Dataset excerpt:
========================

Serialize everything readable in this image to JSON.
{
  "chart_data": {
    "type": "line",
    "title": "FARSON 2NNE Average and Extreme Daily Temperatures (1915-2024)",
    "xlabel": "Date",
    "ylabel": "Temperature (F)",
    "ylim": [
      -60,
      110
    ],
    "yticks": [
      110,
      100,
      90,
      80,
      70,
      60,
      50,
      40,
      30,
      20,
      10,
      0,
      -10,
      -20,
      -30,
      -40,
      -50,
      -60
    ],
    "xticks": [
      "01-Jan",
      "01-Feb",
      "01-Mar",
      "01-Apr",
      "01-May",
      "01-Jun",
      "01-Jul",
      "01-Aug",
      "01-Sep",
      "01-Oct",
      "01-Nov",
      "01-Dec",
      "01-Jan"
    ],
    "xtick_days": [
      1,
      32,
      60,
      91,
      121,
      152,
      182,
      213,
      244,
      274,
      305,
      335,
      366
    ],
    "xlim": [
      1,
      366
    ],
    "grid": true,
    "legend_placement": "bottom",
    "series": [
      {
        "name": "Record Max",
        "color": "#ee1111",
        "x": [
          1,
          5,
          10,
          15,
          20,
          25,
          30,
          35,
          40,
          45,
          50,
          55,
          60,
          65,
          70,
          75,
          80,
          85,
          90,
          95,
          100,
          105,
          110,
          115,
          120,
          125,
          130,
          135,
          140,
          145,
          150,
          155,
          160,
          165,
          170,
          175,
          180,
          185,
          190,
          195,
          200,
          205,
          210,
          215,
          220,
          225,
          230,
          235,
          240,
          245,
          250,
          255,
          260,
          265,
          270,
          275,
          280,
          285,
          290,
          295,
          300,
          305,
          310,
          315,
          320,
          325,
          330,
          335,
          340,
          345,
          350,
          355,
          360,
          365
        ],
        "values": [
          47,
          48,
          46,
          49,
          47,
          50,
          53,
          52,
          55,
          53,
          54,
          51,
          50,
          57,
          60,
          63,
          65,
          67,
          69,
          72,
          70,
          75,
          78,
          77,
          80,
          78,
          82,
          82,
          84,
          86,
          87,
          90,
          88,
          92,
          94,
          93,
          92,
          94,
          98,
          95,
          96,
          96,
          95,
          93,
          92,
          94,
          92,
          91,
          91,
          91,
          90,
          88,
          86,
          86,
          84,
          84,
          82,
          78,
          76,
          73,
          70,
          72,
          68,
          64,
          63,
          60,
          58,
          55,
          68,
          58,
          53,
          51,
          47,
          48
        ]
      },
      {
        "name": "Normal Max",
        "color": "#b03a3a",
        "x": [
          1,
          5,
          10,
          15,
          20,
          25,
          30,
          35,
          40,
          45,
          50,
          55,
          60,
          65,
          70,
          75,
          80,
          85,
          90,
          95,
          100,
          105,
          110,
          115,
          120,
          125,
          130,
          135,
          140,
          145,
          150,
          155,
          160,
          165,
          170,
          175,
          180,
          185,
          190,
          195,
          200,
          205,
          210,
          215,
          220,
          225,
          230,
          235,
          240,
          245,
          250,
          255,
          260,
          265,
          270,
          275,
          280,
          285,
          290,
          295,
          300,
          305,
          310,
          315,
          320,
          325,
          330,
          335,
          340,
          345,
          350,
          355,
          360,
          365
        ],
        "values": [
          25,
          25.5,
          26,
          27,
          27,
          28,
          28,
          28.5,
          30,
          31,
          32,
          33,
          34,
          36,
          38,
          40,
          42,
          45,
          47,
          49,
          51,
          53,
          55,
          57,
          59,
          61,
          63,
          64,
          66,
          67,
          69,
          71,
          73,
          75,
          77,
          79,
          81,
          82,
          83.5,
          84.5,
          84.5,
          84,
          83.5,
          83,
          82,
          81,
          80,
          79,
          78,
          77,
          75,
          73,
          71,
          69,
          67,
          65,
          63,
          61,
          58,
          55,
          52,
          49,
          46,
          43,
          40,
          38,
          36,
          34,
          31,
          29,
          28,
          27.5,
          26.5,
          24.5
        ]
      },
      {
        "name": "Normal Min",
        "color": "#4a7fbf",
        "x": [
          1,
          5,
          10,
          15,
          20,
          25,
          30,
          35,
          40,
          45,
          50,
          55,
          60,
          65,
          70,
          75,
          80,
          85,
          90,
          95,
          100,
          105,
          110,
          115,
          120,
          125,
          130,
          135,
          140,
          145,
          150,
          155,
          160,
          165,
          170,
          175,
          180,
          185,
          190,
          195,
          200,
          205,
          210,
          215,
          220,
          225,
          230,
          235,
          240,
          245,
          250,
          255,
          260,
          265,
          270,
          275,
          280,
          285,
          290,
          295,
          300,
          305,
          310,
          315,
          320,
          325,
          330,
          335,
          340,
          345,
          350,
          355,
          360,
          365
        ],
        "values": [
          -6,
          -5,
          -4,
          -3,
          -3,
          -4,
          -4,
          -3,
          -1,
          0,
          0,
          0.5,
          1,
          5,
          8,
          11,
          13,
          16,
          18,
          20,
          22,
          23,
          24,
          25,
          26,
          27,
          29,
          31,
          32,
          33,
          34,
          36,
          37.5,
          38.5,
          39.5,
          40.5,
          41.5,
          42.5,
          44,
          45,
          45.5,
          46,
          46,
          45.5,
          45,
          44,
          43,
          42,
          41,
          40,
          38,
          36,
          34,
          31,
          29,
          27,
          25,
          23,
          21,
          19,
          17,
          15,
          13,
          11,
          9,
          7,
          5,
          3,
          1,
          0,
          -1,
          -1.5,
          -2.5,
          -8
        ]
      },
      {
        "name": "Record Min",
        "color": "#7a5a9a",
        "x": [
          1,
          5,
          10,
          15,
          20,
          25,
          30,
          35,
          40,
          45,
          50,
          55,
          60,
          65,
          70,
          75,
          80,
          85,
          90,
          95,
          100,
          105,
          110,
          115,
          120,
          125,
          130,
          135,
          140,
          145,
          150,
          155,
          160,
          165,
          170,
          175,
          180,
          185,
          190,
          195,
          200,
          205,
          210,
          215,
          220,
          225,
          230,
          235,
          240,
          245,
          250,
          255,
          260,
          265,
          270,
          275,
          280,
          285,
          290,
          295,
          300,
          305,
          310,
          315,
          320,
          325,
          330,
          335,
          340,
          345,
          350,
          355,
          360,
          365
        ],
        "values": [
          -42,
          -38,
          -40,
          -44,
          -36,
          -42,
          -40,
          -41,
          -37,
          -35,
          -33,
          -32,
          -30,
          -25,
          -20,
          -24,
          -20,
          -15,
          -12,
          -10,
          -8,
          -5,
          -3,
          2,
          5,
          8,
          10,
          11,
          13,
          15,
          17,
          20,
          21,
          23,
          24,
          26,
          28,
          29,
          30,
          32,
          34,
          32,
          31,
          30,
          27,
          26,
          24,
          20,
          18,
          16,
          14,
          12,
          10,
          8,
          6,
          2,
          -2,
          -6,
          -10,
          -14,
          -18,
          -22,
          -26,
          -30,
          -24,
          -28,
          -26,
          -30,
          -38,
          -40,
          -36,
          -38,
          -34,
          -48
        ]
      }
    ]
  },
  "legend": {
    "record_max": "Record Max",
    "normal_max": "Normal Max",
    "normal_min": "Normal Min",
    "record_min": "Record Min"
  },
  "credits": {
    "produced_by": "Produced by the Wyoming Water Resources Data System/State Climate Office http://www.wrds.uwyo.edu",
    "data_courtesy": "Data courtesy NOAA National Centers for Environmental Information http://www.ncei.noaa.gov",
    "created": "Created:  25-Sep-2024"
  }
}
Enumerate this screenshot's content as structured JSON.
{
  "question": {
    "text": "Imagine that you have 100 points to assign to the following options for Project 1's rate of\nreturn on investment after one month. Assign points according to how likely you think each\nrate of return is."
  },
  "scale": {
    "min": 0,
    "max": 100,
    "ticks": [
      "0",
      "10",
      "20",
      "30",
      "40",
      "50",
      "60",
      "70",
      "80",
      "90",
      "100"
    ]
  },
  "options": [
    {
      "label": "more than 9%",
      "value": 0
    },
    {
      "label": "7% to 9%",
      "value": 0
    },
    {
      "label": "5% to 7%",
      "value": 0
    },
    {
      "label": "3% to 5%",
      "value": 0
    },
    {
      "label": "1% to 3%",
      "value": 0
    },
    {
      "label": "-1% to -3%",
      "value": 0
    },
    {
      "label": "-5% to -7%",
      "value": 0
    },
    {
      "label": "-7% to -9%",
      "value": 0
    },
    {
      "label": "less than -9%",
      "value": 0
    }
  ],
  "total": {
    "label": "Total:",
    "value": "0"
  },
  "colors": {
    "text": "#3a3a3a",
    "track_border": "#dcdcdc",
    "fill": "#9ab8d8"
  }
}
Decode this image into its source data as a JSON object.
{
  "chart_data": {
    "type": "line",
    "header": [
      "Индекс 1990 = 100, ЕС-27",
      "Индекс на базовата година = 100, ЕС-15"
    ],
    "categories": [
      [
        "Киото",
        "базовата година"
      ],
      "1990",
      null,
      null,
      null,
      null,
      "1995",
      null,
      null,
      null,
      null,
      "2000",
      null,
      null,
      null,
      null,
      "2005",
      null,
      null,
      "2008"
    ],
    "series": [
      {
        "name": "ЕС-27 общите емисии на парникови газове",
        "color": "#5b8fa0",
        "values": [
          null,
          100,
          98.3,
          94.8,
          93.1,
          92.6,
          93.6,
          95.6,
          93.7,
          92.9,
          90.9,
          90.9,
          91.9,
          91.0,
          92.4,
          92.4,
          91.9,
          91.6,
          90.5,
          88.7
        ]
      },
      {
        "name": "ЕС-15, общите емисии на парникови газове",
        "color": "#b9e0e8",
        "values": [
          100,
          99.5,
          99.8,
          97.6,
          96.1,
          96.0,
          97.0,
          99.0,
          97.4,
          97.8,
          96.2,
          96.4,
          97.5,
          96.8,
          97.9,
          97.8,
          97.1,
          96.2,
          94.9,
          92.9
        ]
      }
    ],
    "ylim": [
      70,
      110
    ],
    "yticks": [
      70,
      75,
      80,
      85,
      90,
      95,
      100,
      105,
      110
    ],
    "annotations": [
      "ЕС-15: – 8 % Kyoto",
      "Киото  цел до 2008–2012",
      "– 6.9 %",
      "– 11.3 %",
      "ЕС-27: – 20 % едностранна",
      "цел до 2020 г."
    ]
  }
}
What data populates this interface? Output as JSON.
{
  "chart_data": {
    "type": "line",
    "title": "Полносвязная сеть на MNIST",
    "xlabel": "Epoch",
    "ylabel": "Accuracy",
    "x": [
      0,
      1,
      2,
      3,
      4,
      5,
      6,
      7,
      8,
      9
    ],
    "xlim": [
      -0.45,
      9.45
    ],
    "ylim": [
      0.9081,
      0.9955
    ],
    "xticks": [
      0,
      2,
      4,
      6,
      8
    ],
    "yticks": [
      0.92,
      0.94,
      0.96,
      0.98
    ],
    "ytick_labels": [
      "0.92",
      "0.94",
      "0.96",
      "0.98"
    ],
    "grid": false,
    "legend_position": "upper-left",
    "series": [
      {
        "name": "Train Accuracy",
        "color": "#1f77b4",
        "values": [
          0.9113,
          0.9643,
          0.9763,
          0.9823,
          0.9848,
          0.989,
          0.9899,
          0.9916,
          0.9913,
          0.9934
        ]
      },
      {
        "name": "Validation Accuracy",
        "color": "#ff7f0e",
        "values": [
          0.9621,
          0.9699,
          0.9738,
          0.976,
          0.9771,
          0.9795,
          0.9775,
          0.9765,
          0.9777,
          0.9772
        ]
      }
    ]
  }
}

========================

__YOUR GOAL__.
Collect each line containing the string "Record".

__EXERCISE ANSWER__.
        "name": "Record Max",
        "name": "Record Min",
    "record_max": "Record Max",
    "record_min": "Record Min"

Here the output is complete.